*Your task*: Skip the pictures and extract all of the lines exactly as written.

*Input for this task*:
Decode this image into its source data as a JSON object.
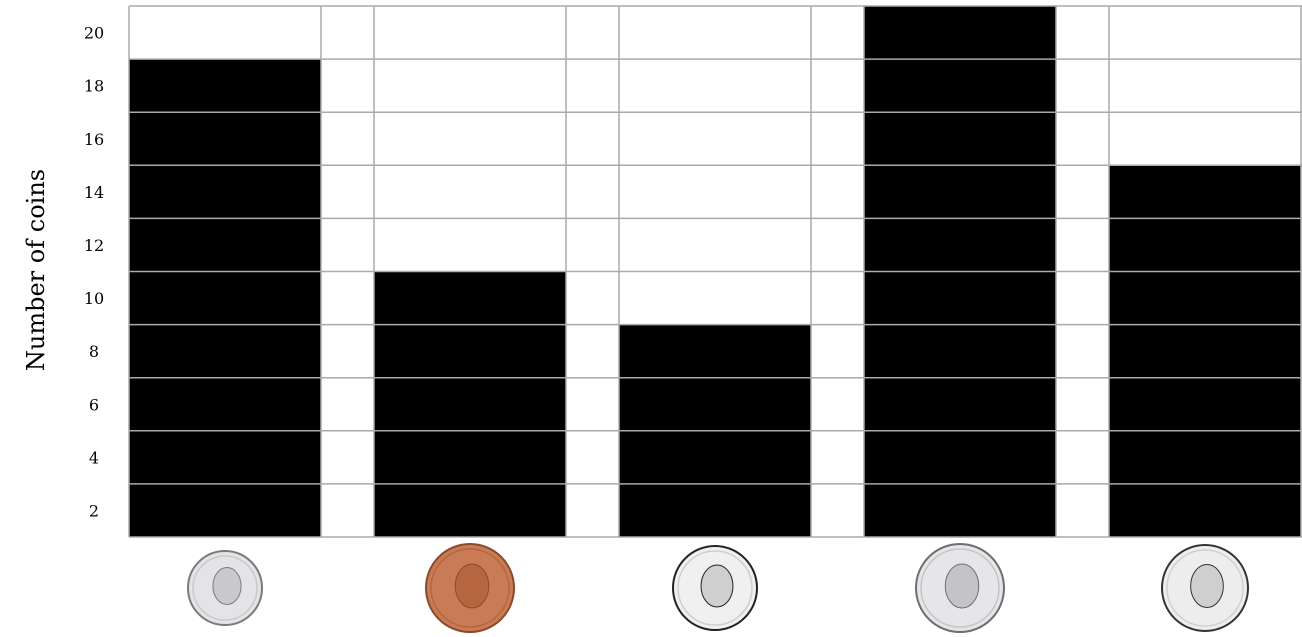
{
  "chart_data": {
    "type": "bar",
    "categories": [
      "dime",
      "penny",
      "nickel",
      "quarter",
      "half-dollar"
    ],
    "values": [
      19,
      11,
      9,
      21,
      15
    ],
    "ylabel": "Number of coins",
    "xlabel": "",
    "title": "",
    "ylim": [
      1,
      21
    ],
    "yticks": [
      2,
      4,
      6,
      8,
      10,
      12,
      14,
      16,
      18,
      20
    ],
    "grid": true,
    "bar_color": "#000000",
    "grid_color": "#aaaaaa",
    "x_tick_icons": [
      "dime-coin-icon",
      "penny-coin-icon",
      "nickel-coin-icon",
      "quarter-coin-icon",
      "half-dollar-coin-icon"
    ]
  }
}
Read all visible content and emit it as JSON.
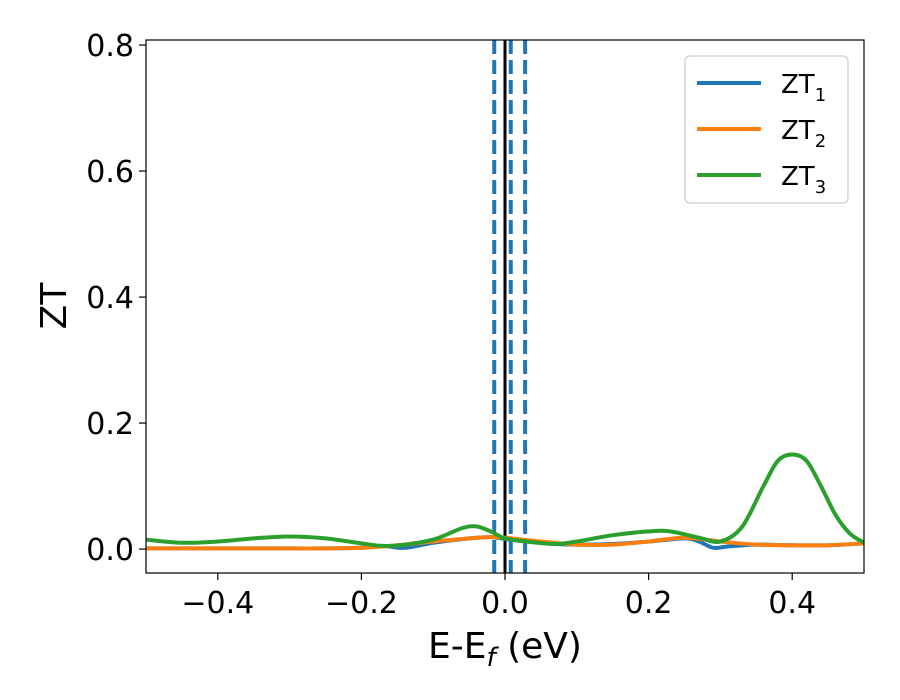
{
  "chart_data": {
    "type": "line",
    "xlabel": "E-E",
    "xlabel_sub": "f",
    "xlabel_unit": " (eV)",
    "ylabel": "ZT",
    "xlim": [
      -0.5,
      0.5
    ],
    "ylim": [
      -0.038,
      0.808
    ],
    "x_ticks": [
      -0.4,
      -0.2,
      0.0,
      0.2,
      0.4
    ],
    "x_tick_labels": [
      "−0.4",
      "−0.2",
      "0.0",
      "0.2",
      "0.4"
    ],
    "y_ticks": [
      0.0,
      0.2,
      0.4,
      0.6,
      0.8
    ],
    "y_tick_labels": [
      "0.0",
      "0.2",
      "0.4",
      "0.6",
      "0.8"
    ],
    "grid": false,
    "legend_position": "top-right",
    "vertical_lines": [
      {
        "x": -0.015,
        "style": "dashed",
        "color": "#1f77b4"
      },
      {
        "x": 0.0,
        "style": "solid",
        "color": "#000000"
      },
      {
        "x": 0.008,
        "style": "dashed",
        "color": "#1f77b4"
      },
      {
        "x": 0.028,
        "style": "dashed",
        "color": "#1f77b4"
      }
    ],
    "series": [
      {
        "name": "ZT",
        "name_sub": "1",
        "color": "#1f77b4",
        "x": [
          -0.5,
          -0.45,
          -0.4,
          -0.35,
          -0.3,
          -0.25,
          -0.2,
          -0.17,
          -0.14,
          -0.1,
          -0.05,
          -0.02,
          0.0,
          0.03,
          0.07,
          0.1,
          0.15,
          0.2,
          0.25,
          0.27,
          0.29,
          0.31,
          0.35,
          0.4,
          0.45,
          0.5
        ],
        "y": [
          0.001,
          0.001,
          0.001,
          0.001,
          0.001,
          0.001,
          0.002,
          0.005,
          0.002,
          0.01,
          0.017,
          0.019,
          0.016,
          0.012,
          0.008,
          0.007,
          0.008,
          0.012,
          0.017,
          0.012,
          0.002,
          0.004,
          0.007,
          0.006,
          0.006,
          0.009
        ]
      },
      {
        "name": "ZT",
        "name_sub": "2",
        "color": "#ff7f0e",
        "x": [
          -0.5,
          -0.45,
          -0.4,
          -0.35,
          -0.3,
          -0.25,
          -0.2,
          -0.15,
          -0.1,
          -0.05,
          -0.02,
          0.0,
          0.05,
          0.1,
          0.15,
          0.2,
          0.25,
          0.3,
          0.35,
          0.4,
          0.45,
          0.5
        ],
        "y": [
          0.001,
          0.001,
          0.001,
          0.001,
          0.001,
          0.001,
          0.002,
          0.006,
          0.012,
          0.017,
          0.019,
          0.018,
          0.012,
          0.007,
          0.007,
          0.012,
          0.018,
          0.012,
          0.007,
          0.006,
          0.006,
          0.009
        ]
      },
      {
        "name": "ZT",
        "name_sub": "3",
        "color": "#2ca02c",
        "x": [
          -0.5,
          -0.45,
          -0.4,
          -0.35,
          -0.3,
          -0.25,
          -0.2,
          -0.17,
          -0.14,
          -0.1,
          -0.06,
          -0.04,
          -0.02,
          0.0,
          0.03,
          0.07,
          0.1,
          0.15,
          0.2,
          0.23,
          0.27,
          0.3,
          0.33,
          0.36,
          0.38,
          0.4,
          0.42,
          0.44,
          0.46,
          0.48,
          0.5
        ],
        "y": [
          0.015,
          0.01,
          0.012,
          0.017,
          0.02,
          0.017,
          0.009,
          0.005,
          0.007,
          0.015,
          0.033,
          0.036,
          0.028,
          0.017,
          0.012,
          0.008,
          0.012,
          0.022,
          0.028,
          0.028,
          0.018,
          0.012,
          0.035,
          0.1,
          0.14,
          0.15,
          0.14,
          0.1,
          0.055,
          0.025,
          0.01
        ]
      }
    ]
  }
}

*Result below*:
Decode this image into its source data as a JSON object.
{
  "chart_data": {
    "type": "bar",
    "categories": [
      "dime",
      "penny",
      "nickel",
      "quarter",
      "half-dollar"
    ],
    "values": [
      19,
      11,
      9,
      21,
      15
    ],
    "ylabel": "Number of coins",
    "xlabel": "",
    "title": "",
    "ylim": [
      1,
      21
    ],
    "yticks": [
      2,
      4,
      6,
      8,
      10,
      12,
      14,
      16,
      18,
      20
    ],
    "grid": true,
    "bar_color": "#000000",
    "grid_color": "#aaaaaa",
    "x_tick_icons": [
      "dime-coin-icon",
      "penny-coin-icon",
      "nickel-coin-icon",
      "quarter-coin-icon",
      "half-dollar-coin-icon"
    ]
  }
}
Read all visible content and emit it as JSON.
{
  "chart_data": {
    "type": "line",
    "xlabel": "E-E",
    "xlabel_sub": "f",
    "xlabel_unit": " (eV)",
    "ylabel": "ZT",
    "xlim": [
      -0.5,
      0.5
    ],
    "ylim": [
      -0.038,
      0.808
    ],
    "x_ticks": [
      -0.4,
      -0.2,
      0.0,
      0.2,
      0.4
    ],
    "x_tick_labels": [
      "−0.4",
      "−0.2",
      "0.0",
      "0.2",
      "0.4"
    ],
    "y_ticks": [
      0.0,
      0.2,
      0.4,
      0.6,
      0.8
    ],
    "y_tick_labels": [
      "0.0",
      "0.2",
      "0.4",
      "0.6",
      "0.8"
    ],
    "grid": false,
    "legend_position": "top-right",
    "vertical_lines": [
      {
        "x": -0.015,
        "style": "dashed",
        "color": "#1f77b4"
      },
      {
        "x": 0.0,
        "style": "solid",
        "color": "#000000"
      },
      {
        "x": 0.008,
        "style": "dashed",
        "color": "#1f77b4"
      },
      {
        "x": 0.028,
        "style": "dashed",
        "color": "#1f77b4"
      }
    ],
    "series": [
      {
        "name": "ZT",
        "name_sub": "1",
        "color": "#1f77b4",
        "x": [
          -0.5,
          -0.45,
          -0.4,
          -0.35,
          -0.3,
          -0.25,
          -0.2,
          -0.17,
          -0.14,
          -0.1,
          -0.05,
          -0.02,
          0.0,
          0.03,
          0.07,
          0.1,
          0.15,
          0.2,
          0.25,
          0.27,
          0.29,
          0.31,
          0.35,
          0.4,
          0.45,
          0.5
        ],
        "y": [
          0.001,
          0.001,
          0.001,
          0.001,
          0.001,
          0.001,
          0.002,
          0.005,
          0.002,
          0.01,
          0.017,
          0.019,
          0.016,
          0.012,
          0.008,
          0.007,
          0.008,
          0.012,
          0.017,
          0.012,
          0.002,
          0.004,
          0.007,
          0.006,
          0.006,
          0.009
        ]
      },
      {
        "name": "ZT",
        "name_sub": "2",
        "color": "#ff7f0e",
        "x": [
          -0.5,
          -0.45,
          -0.4,
          -0.35,
          -0.3,
          -0.25,
          -0.2,
          -0.15,
          -0.1,
          -0.05,
          -0.02,
          0.0,
          0.05,
          0.1,
          0.15,
          0.2,
          0.25,
          0.3,
          0.35,
          0.4,
          0.45,
          0.5
        ],
        "y": [
          0.001,
          0.001,
          0.001,
          0.001,
          0.001,
          0.001,
          0.002,
          0.006,
          0.012,
          0.017,
          0.019,
          0.018,
          0.012,
          0.007,
          0.007,
          0.012,
          0.018,
          0.012,
          0.007,
          0.006,
          0.006,
          0.009
        ]
      },
      {
        "name": "ZT",
        "name_sub": "3",
        "color": "#2ca02c",
        "x": [
          -0.5,
          -0.45,
          -0.4,
          -0.35,
          -0.3,
          -0.25,
          -0.2,
          -0.17,
          -0.14,
          -0.1,
          -0.06,
          -0.04,
          -0.02,
          0.0,
          0.03,
          0.07,
          0.1,
          0.15,
          0.2,
          0.23,
          0.27,
          0.3,
          0.33,
          0.36,
          0.38,
          0.4,
          0.42,
          0.44,
          0.46,
          0.48,
          0.5
        ],
        "y": [
          0.015,
          0.01,
          0.012,
          0.017,
          0.02,
          0.017,
          0.009,
          0.005,
          0.007,
          0.015,
          0.033,
          0.036,
          0.028,
          0.017,
          0.012,
          0.008,
          0.012,
          0.022,
          0.028,
          0.028,
          0.018,
          0.012,
          0.035,
          0.1,
          0.14,
          0.15,
          0.14,
          0.1,
          0.055,
          0.025,
          0.01
        ]
      }
    ]
  }
}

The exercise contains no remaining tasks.